_WHAT YOU HAVE TO DO_. Count the lines below that include the word "Total" and write that number alone.

--- Begin ---

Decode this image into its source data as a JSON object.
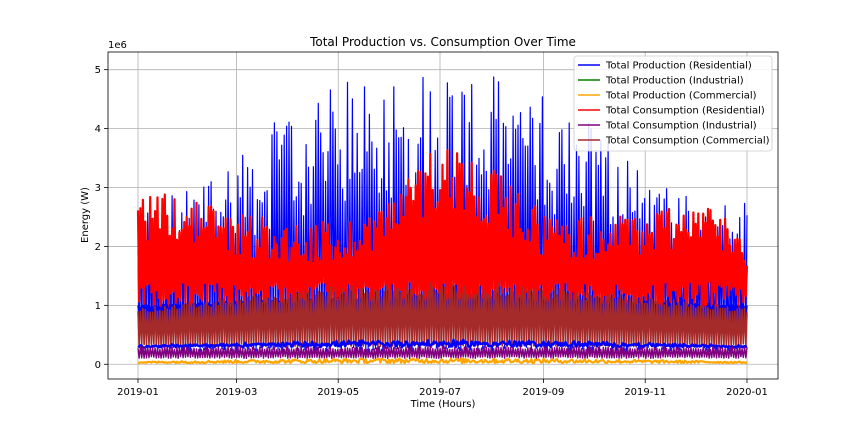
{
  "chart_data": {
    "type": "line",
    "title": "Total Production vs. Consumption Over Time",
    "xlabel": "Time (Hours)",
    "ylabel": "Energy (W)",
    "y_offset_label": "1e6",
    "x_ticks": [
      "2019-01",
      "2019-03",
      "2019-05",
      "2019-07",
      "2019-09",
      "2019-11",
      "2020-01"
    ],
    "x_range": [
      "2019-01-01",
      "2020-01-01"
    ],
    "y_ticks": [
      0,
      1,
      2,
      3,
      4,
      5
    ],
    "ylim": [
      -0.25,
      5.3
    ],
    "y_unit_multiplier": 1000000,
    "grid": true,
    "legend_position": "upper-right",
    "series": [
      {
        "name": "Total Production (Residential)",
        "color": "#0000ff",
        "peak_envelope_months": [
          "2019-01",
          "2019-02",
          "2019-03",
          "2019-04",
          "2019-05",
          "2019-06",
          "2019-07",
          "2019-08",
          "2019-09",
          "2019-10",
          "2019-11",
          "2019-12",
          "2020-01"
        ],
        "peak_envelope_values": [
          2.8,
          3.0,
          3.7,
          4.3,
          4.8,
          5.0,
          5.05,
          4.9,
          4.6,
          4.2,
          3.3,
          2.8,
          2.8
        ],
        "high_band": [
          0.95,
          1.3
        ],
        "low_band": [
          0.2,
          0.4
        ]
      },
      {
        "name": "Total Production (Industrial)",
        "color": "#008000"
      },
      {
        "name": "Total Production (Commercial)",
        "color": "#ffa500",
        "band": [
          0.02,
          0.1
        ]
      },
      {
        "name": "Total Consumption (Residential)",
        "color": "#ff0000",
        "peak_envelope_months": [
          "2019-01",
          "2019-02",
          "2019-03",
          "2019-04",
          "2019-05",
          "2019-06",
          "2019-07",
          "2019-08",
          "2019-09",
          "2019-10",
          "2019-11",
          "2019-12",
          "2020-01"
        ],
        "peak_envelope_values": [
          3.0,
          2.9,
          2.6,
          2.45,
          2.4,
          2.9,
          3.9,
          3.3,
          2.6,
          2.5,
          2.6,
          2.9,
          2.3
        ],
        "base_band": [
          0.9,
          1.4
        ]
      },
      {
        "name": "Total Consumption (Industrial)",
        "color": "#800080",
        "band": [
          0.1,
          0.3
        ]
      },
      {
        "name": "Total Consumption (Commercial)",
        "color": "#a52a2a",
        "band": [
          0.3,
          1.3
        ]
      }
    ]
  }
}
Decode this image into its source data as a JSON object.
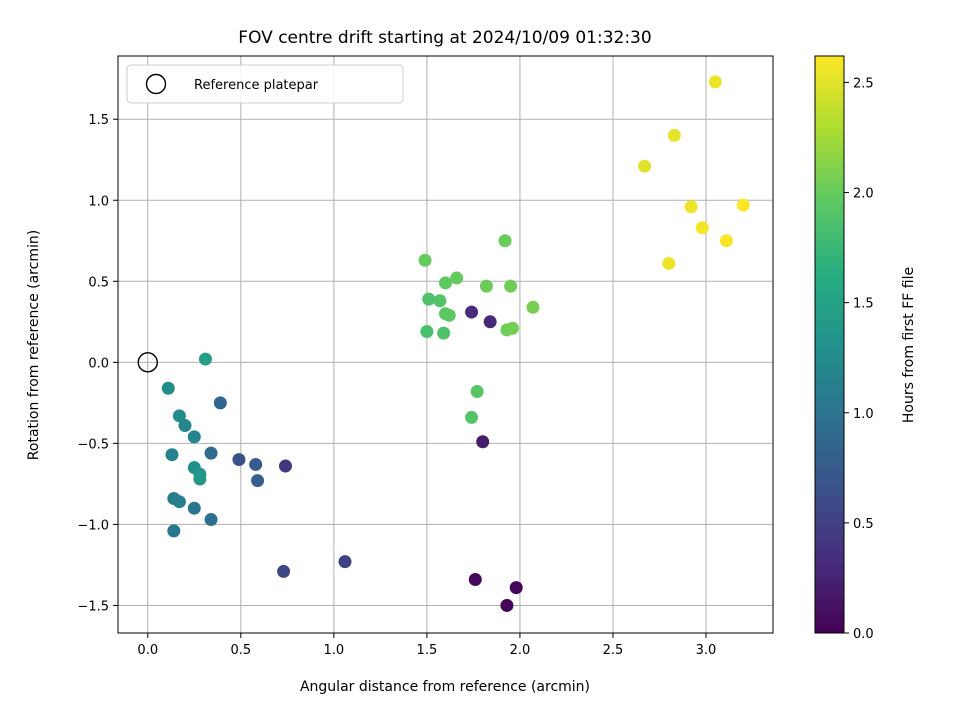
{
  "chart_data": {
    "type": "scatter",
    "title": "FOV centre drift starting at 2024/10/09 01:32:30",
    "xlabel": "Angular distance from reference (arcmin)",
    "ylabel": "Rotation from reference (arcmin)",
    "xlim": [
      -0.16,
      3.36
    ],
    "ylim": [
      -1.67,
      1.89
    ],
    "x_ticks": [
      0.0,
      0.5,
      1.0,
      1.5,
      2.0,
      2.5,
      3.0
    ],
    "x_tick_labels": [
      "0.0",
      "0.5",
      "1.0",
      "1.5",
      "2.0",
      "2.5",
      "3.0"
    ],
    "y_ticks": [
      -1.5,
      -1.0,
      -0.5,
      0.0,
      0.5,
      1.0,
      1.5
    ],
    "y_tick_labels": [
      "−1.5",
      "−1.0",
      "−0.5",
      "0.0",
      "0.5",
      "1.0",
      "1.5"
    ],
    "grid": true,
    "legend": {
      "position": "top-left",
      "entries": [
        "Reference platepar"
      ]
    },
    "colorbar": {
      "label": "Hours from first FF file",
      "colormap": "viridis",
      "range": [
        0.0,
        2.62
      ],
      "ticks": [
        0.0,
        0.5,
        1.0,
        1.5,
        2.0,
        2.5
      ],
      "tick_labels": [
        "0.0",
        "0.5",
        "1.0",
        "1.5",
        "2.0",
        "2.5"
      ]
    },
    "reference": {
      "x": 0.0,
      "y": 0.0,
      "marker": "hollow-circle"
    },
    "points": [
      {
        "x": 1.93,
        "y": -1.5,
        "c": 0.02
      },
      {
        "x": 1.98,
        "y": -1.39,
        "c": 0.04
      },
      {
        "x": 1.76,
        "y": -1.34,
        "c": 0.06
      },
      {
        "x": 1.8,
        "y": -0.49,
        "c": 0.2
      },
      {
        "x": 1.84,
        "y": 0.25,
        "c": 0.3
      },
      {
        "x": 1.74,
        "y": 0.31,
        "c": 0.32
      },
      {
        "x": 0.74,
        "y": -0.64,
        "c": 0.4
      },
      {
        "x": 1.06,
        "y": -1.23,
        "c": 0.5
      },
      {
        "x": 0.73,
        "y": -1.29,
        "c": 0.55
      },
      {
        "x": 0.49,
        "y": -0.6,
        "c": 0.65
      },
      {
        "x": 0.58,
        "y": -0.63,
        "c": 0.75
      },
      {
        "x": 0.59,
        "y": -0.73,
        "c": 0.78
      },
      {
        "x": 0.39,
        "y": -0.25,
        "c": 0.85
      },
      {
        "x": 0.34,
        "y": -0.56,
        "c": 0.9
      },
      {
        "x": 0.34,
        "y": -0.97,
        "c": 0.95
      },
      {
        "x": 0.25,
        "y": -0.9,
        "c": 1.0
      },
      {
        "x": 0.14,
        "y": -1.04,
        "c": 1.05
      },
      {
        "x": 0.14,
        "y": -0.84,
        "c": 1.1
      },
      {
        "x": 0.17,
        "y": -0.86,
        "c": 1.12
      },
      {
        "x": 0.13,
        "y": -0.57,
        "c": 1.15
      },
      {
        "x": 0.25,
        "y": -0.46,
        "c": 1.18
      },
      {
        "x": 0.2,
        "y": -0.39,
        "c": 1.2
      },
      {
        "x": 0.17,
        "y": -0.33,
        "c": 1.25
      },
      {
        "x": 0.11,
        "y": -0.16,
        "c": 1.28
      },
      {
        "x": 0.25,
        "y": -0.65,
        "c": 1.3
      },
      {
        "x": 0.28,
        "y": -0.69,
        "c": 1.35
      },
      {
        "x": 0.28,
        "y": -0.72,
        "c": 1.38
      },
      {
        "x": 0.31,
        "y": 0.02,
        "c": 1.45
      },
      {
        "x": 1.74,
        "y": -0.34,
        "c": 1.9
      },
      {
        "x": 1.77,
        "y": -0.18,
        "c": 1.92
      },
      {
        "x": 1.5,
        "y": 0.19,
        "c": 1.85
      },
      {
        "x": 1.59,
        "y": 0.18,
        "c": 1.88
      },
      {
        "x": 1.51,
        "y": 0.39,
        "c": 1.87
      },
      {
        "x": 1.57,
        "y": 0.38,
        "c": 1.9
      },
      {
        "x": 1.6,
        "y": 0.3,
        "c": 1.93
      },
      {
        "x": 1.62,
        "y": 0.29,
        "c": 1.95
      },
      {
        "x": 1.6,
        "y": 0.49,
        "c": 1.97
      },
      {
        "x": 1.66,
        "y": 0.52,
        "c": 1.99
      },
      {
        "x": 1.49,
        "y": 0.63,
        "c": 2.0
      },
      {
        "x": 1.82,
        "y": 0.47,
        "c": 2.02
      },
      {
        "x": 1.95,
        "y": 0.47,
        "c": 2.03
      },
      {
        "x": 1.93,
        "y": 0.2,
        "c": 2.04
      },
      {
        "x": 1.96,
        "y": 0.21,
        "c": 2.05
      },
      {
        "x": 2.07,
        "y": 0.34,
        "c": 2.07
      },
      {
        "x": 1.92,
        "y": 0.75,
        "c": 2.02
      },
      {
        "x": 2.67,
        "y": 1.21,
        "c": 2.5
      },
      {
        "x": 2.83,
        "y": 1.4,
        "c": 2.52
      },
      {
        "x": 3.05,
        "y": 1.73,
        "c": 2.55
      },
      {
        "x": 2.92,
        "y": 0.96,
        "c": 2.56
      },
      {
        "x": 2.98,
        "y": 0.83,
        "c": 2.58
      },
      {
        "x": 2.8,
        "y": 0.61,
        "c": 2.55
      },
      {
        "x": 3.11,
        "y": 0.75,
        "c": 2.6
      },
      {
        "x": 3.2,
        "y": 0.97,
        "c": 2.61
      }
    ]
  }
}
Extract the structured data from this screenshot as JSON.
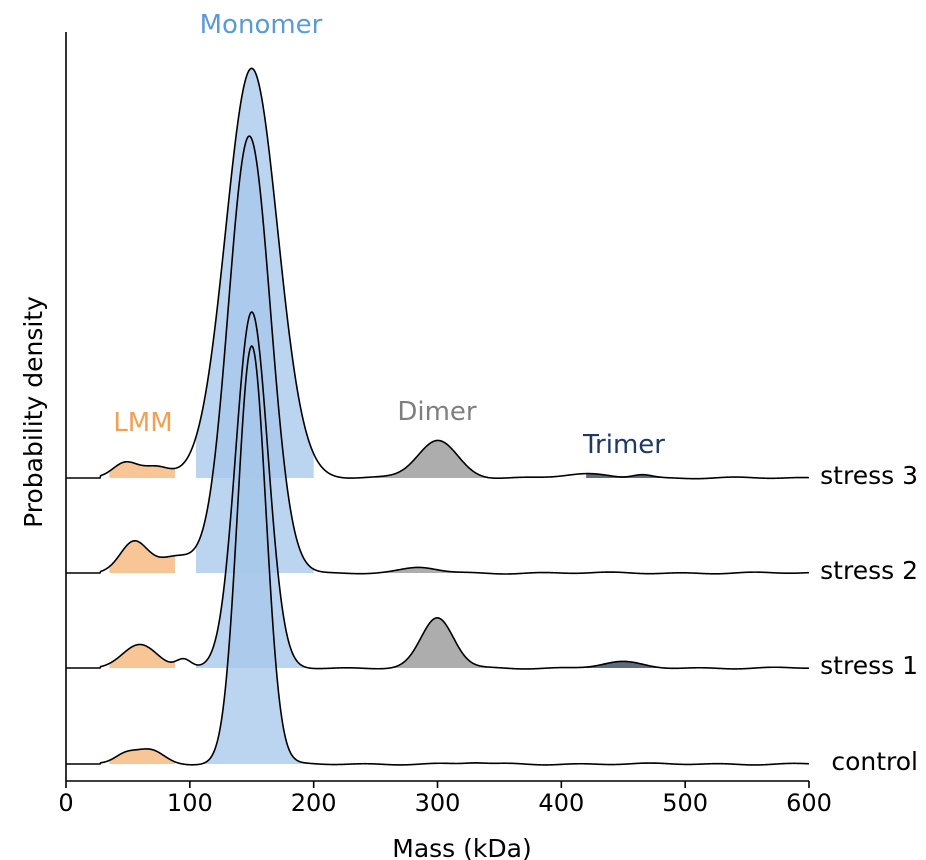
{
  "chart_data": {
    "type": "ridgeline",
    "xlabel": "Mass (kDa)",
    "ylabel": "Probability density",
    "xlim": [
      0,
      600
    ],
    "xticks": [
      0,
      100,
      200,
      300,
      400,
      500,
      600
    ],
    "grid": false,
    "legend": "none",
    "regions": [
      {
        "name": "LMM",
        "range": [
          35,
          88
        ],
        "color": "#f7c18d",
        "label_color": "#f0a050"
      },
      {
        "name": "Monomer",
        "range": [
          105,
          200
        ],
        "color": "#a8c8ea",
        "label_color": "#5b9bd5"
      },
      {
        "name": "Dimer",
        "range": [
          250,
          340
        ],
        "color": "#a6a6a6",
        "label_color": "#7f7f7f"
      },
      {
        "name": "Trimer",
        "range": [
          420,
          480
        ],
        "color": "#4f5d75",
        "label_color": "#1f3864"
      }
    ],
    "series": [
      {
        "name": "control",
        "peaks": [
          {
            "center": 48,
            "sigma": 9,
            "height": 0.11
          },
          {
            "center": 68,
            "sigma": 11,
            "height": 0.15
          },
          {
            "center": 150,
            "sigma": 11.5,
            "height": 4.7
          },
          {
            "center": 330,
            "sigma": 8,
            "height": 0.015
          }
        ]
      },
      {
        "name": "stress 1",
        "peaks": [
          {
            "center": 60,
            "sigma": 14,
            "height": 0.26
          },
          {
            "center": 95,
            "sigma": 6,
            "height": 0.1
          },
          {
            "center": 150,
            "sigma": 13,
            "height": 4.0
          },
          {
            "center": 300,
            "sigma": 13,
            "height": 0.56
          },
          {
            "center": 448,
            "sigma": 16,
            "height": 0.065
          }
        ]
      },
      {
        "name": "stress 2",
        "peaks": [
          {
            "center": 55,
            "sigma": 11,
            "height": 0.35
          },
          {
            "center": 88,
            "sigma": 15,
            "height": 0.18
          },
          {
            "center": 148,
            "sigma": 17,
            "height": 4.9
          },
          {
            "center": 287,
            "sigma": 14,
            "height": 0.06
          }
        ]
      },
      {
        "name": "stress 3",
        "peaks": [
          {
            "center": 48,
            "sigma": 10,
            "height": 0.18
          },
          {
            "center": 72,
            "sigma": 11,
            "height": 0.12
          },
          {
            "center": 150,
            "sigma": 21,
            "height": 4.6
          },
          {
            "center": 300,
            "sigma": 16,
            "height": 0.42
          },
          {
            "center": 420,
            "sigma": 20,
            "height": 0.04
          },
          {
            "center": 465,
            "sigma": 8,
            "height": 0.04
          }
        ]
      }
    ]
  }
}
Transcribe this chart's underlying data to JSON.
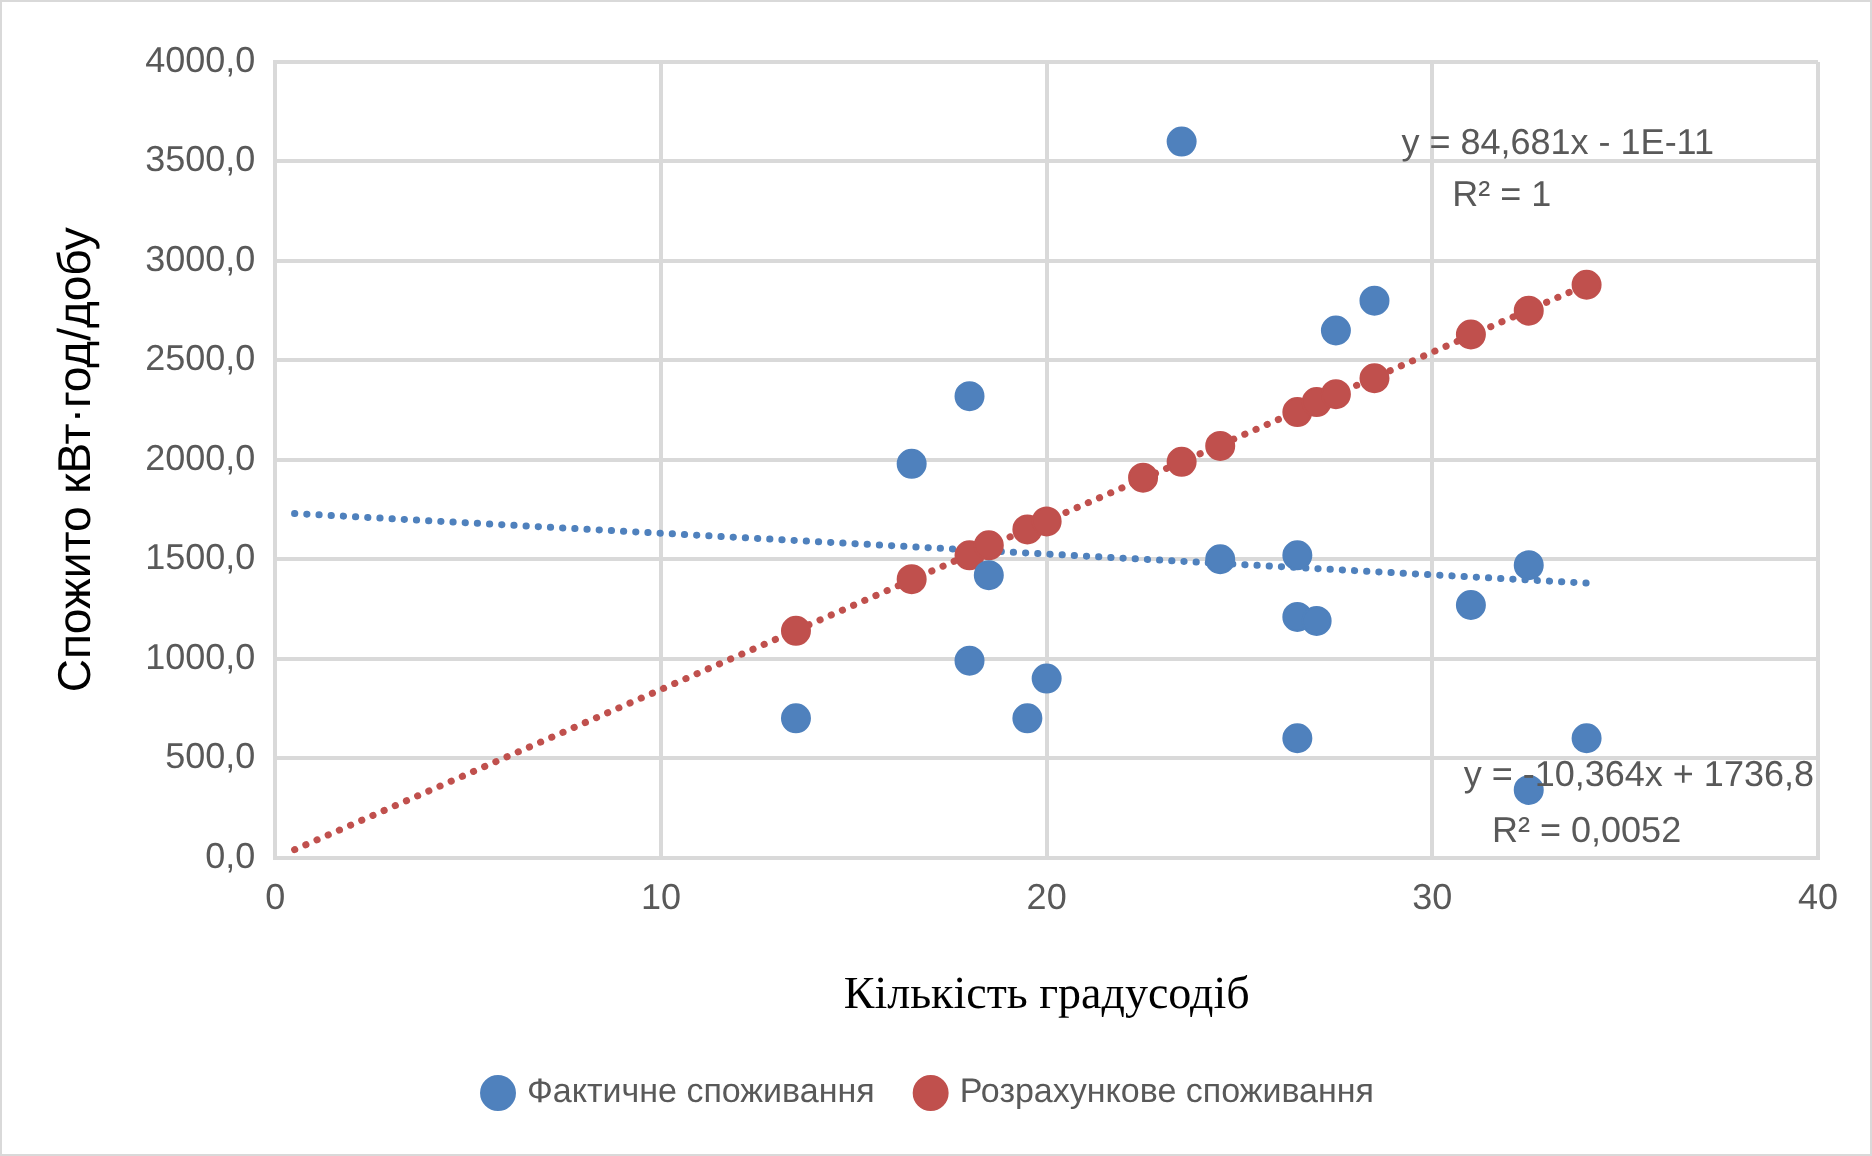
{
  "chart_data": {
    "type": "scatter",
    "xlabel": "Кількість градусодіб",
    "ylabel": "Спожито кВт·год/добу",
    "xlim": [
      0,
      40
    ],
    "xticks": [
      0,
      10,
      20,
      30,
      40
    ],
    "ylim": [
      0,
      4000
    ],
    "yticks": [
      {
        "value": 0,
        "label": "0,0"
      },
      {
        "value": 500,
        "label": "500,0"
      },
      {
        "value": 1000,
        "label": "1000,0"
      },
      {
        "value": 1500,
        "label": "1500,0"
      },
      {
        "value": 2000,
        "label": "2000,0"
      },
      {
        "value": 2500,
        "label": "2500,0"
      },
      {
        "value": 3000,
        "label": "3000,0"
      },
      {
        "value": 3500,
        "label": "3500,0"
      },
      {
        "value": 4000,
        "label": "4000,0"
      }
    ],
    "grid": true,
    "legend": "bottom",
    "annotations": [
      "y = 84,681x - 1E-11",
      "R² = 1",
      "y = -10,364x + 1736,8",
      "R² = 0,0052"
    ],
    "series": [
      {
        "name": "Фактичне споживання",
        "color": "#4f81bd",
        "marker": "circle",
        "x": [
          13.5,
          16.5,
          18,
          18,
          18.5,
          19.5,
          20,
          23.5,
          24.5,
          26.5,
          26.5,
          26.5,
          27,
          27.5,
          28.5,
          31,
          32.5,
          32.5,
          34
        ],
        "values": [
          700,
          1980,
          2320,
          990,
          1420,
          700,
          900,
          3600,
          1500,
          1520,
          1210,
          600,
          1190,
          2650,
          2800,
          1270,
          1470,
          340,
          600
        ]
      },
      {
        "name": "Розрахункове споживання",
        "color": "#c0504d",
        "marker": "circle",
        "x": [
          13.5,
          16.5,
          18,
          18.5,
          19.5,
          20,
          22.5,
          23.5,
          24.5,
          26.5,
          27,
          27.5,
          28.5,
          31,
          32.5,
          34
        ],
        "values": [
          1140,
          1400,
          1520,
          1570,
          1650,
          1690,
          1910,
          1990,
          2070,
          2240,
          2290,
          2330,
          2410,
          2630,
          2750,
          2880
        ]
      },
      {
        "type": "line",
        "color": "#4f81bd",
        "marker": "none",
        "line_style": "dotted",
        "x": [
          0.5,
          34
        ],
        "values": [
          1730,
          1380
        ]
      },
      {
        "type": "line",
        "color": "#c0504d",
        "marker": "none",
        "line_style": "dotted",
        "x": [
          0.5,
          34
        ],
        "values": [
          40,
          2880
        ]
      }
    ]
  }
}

--- End ---

_PROBLEM SOLUTION_. 7